— What is needed —
Reproduce every entry that follows word for word, but omit the images.

— Extracted entries —
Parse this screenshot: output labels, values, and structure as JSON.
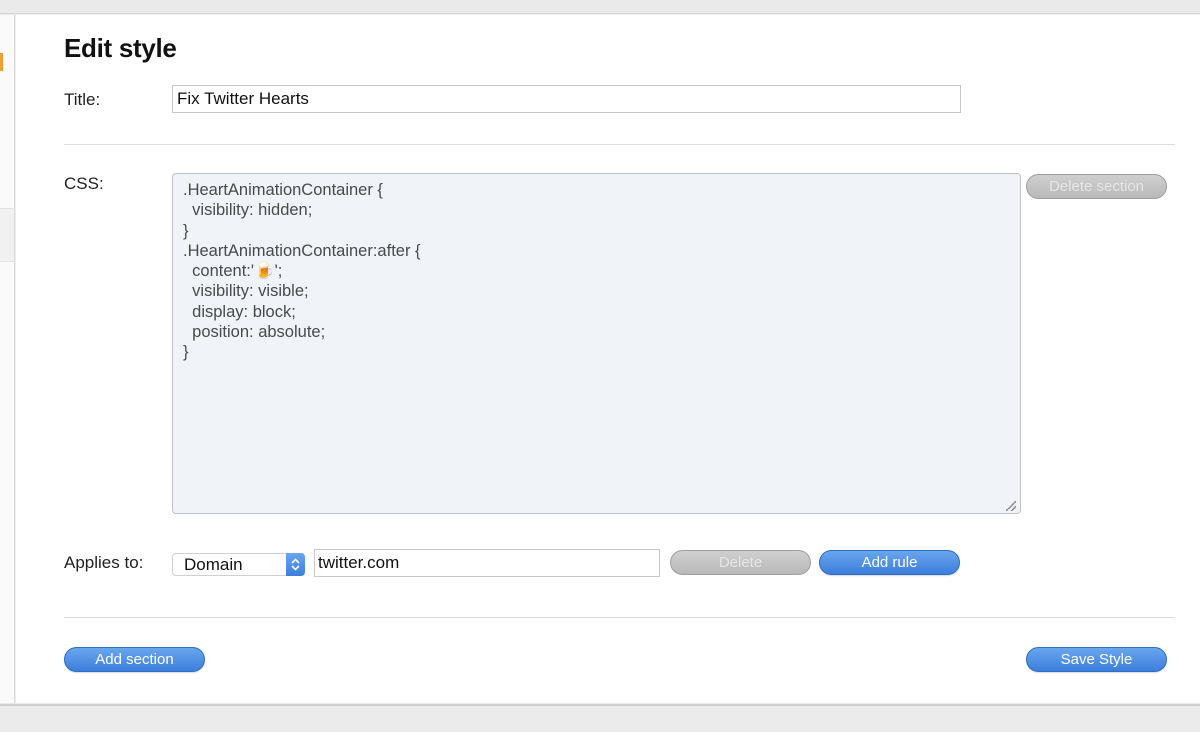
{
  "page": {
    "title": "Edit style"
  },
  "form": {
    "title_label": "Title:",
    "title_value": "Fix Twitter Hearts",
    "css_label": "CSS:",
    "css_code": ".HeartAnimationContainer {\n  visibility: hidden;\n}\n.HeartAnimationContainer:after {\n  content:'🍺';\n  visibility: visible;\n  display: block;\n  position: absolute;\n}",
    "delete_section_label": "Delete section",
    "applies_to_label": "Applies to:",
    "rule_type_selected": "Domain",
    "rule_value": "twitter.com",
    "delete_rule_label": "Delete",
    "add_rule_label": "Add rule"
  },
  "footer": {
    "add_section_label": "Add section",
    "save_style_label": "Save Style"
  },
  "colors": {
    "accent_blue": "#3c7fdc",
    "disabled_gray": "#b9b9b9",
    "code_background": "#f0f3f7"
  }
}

— Expected output —
Parse this screenshot: output labels, values, and structure as JSON.
{
  "page": {
    "title": "Edit style"
  },
  "form": {
    "title_label": "Title:",
    "title_value": "Fix Twitter Hearts",
    "css_label": "CSS:",
    "css_code": ".HeartAnimationContainer {\n  visibility: hidden;\n}\n.HeartAnimationContainer:after {\n  content:'🍺';\n  visibility: visible;\n  display: block;\n  position: absolute;\n}",
    "delete_section_label": "Delete section",
    "applies_to_label": "Applies to:",
    "rule_type_selected": "Domain",
    "rule_value": "twitter.com",
    "delete_rule_label": "Delete",
    "add_rule_label": "Add rule"
  },
  "footer": {
    "add_section_label": "Add section",
    "save_style_label": "Save Style"
  },
  "colors": {
    "accent_blue": "#3c7fdc",
    "disabled_gray": "#b9b9b9",
    "code_background": "#f0f3f7"
  }
}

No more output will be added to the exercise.